===== EXERCISE DATA
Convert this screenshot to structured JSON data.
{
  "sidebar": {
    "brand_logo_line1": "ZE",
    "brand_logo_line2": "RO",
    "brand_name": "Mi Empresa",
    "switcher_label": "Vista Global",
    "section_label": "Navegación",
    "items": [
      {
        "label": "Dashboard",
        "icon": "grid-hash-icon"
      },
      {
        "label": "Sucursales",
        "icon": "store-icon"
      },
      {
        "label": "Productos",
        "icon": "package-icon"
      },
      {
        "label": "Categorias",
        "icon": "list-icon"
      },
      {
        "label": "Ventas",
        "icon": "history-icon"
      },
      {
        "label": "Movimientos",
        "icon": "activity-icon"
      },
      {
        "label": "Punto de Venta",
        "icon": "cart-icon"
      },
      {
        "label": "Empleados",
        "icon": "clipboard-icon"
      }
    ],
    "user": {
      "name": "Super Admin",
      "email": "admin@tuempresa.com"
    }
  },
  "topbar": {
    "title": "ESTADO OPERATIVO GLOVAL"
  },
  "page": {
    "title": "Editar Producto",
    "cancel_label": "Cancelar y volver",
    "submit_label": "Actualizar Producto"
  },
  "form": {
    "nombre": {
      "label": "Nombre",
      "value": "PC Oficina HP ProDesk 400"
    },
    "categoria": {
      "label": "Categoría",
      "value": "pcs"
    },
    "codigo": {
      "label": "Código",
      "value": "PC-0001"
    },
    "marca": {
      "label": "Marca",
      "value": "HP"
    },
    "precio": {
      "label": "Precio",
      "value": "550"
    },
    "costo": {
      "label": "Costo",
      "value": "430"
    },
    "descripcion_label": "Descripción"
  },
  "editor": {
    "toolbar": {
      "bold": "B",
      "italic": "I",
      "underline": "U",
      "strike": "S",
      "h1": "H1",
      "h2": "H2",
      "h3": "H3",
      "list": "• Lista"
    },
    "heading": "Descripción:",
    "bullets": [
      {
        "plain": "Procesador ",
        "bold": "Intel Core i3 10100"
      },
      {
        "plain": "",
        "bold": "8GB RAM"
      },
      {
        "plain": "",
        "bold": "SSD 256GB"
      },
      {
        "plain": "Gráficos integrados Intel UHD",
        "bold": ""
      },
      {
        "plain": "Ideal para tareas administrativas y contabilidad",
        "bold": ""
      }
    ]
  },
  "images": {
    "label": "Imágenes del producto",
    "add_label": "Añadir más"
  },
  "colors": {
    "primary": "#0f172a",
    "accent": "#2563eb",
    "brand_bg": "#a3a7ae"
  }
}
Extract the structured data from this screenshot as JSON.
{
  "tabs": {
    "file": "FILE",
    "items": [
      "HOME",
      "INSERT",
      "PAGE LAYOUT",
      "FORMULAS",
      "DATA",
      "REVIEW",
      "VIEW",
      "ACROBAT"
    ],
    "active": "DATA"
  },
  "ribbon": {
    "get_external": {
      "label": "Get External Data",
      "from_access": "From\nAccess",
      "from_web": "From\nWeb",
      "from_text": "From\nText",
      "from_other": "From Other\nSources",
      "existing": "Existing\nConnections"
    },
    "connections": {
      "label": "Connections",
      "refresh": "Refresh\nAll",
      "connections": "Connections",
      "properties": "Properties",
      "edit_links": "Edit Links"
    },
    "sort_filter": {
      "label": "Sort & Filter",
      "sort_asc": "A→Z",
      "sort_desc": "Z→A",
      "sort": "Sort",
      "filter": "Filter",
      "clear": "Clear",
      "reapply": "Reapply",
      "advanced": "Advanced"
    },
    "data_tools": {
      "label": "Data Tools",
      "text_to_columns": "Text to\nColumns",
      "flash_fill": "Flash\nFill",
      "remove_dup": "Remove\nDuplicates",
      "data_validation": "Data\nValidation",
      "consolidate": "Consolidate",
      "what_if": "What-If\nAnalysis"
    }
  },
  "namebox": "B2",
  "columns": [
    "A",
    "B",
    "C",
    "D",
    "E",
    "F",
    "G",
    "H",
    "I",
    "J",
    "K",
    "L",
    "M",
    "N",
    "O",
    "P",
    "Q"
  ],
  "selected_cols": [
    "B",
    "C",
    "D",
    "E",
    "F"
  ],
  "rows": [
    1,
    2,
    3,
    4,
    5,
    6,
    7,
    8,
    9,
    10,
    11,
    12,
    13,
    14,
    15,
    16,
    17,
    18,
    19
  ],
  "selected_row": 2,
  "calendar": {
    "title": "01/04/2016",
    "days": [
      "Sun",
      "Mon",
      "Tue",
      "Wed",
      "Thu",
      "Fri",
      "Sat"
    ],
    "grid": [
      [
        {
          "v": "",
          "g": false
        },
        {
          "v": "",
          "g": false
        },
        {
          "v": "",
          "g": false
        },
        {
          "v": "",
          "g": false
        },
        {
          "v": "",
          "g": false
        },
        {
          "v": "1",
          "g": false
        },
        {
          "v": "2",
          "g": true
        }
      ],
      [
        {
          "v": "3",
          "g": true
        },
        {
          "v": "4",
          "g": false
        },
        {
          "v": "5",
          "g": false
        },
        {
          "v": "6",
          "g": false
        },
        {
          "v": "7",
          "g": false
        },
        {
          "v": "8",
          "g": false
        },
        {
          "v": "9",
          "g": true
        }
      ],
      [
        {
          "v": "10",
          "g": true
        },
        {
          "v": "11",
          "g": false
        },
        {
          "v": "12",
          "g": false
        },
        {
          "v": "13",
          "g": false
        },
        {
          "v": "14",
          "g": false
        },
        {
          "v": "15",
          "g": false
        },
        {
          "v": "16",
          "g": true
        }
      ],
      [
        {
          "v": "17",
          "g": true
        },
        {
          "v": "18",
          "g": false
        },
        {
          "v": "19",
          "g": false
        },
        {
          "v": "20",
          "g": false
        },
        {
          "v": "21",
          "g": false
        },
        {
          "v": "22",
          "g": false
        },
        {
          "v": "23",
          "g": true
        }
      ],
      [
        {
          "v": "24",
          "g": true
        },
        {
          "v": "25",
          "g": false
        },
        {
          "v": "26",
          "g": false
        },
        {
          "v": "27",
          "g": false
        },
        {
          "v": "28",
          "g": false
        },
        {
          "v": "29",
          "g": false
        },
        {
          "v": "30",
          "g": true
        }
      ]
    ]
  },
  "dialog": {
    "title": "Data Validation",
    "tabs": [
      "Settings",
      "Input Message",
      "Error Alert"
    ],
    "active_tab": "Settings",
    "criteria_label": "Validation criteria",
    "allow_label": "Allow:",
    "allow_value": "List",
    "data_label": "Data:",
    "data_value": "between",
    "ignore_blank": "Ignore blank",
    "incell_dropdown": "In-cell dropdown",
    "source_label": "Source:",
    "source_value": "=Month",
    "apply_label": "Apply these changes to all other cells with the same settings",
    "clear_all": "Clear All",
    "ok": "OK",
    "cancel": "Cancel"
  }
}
==========
**EXERCISE PROMPT**: Give back the full listing above verbatim.

**EXPECTED ANSWER**:
Convert this screenshot to structured JSON data.
{
  "sidebar": {
    "brand_logo_line1": "ZE",
    "brand_logo_line2": "RO",
    "brand_name": "Mi Empresa",
    "switcher_label": "Vista Global",
    "section_label": "Navegación",
    "items": [
      {
        "label": "Dashboard",
        "icon": "grid-hash-icon"
      },
      {
        "label": "Sucursales",
        "icon": "store-icon"
      },
      {
        "label": "Productos",
        "icon": "package-icon"
      },
      {
        "label": "Categorias",
        "icon": "list-icon"
      },
      {
        "label": "Ventas",
        "icon": "history-icon"
      },
      {
        "label": "Movimientos",
        "icon": "activity-icon"
      },
      {
        "label": "Punto de Venta",
        "icon": "cart-icon"
      },
      {
        "label": "Empleados",
        "icon": "clipboard-icon"
      }
    ],
    "user": {
      "name": "Super Admin",
      "email": "admin@tuempresa.com"
    }
  },
  "topbar": {
    "title": "ESTADO OPERATIVO GLOVAL"
  },
  "page": {
    "title": "Editar Producto",
    "cancel_label": "Cancelar y volver",
    "submit_label": "Actualizar Producto"
  },
  "form": {
    "nombre": {
      "label": "Nombre",
      "value": "PC Oficina HP ProDesk 400"
    },
    "categoria": {
      "label": "Categoría",
      "value": "pcs"
    },
    "codigo": {
      "label": "Código",
      "value": "PC-0001"
    },
    "marca": {
      "label": "Marca",
      "value": "HP"
    },
    "precio": {
      "label": "Precio",
      "value": "550"
    },
    "costo": {
      "label": "Costo",
      "value": "430"
    },
    "descripcion_label": "Descripción"
  },
  "editor": {
    "toolbar": {
      "bold": "B",
      "italic": "I",
      "underline": "U",
      "strike": "S",
      "h1": "H1",
      "h2": "H2",
      "h3": "H3",
      "list": "• Lista"
    },
    "heading": "Descripción:",
    "bullets": [
      {
        "plain": "Procesador ",
        "bold": "Intel Core i3 10100"
      },
      {
        "plain": "",
        "bold": "8GB RAM"
      },
      {
        "plain": "",
        "bold": "SSD 256GB"
      },
      {
        "plain": "Gráficos integrados Intel UHD",
        "bold": ""
      },
      {
        "plain": "Ideal para tareas administrativas y contabilidad",
        "bold": ""
      }
    ]
  },
  "images": {
    "label": "Imágenes del producto",
    "add_label": "Añadir más"
  },
  "colors": {
    "primary": "#0f172a",
    "accent": "#2563eb",
    "brand_bg": "#a3a7ae"
  }
}
Extract the structured data from this screenshot as JSON.
{
  "tabs": {
    "file": "FILE",
    "items": [
      "HOME",
      "INSERT",
      "PAGE LAYOUT",
      "FORMULAS",
      "DATA",
      "REVIEW",
      "VIEW",
      "ACROBAT"
    ],
    "active": "DATA"
  },
  "ribbon": {
    "get_external": {
      "label": "Get External Data",
      "from_access": "From\nAccess",
      "from_web": "From\nWeb",
      "from_text": "From\nText",
      "from_other": "From Other\nSources",
      "existing": "Existing\nConnections"
    },
    "connections": {
      "label": "Connections",
      "refresh": "Refresh\nAll",
      "connections": "Connections",
      "properties": "Properties",
      "edit_links": "Edit Links"
    },
    "sort_filter": {
      "label": "Sort & Filter",
      "sort_asc": "A→Z",
      "sort_desc": "Z→A",
      "sort": "Sort",
      "filter": "Filter",
      "clear": "Clear",
      "reapply": "Reapply",
      "advanced": "Advanced"
    },
    "data_tools": {
      "label": "Data Tools",
      "text_to_columns": "Text to\nColumns",
      "flash_fill": "Flash\nFill",
      "remove_dup": "Remove\nDuplicates",
      "data_validation": "Data\nValidation",
      "consolidate": "Consolidate",
      "what_if": "What-If\nAnalysis"
    }
  },
  "namebox": "B2",
  "columns": [
    "A",
    "B",
    "C",
    "D",
    "E",
    "F",
    "G",
    "H",
    "I",
    "J",
    "K",
    "L",
    "M",
    "N",
    "O",
    "P",
    "Q"
  ],
  "selected_cols": [
    "B",
    "C",
    "D",
    "E",
    "F"
  ],
  "rows": [
    1,
    2,
    3,
    4,
    5,
    6,
    7,
    8,
    9,
    10,
    11,
    12,
    13,
    14,
    15,
    16,
    17,
    18,
    19
  ],
  "selected_row": 2,
  "calendar": {
    "title": "01/04/2016",
    "days": [
      "Sun",
      "Mon",
      "Tue",
      "Wed",
      "Thu",
      "Fri",
      "Sat"
    ],
    "grid": [
      [
        {
          "v": "",
          "g": false
        },
        {
          "v": "",
          "g": false
        },
        {
          "v": "",
          "g": false
        },
        {
          "v": "",
          "g": false
        },
        {
          "v": "",
          "g": false
        },
        {
          "v": "1",
          "g": false
        },
        {
          "v": "2",
          "g": true
        }
      ],
      [
        {
          "v": "3",
          "g": true
        },
        {
          "v": "4",
          "g": false
        },
        {
          "v": "5",
          "g": false
        },
        {
          "v": "6",
          "g": false
        },
        {
          "v": "7",
          "g": false
        },
        {
          "v": "8",
          "g": false
        },
        {
          "v": "9",
          "g": true
        }
      ],
      [
        {
          "v": "10",
          "g": true
        },
        {
          "v": "11",
          "g": false
        },
        {
          "v": "12",
          "g": false
        },
        {
          "v": "13",
          "g": false
        },
        {
          "v": "14",
          "g": false
        },
        {
          "v": "15",
          "g": false
        },
        {
          "v": "16",
          "g": true
        }
      ],
      [
        {
          "v": "17",
          "g": true
        },
        {
          "v": "18",
          "g": false
        },
        {
          "v": "19",
          "g": false
        },
        {
          "v": "20",
          "g": false
        },
        {
          "v": "21",
          "g": false
        },
        {
          "v": "22",
          "g": false
        },
        {
          "v": "23",
          "g": true
        }
      ],
      [
        {
          "v": "24",
          "g": true
        },
        {
          "v": "25",
          "g": false
        },
        {
          "v": "26",
          "g": false
        },
        {
          "v": "27",
          "g": false
        },
        {
          "v": "28",
          "g": false
        },
        {
          "v": "29",
          "g": false
        },
        {
          "v": "30",
          "g": true
        }
      ]
    ]
  },
  "dialog": {
    "title": "Data Validation",
    "tabs": [
      "Settings",
      "Input Message",
      "Error Alert"
    ],
    "active_tab": "Settings",
    "criteria_label": "Validation criteria",
    "allow_label": "Allow:",
    "allow_value": "List",
    "data_label": "Data:",
    "data_value": "between",
    "ignore_blank": "Ignore blank",
    "incell_dropdown": "In-cell dropdown",
    "source_label": "Source:",
    "source_value": "=Month",
    "apply_label": "Apply these changes to all other cells with the same settings",
    "clear_all": "Clear All",
    "ok": "OK",
    "cancel": "Cancel"
  }
}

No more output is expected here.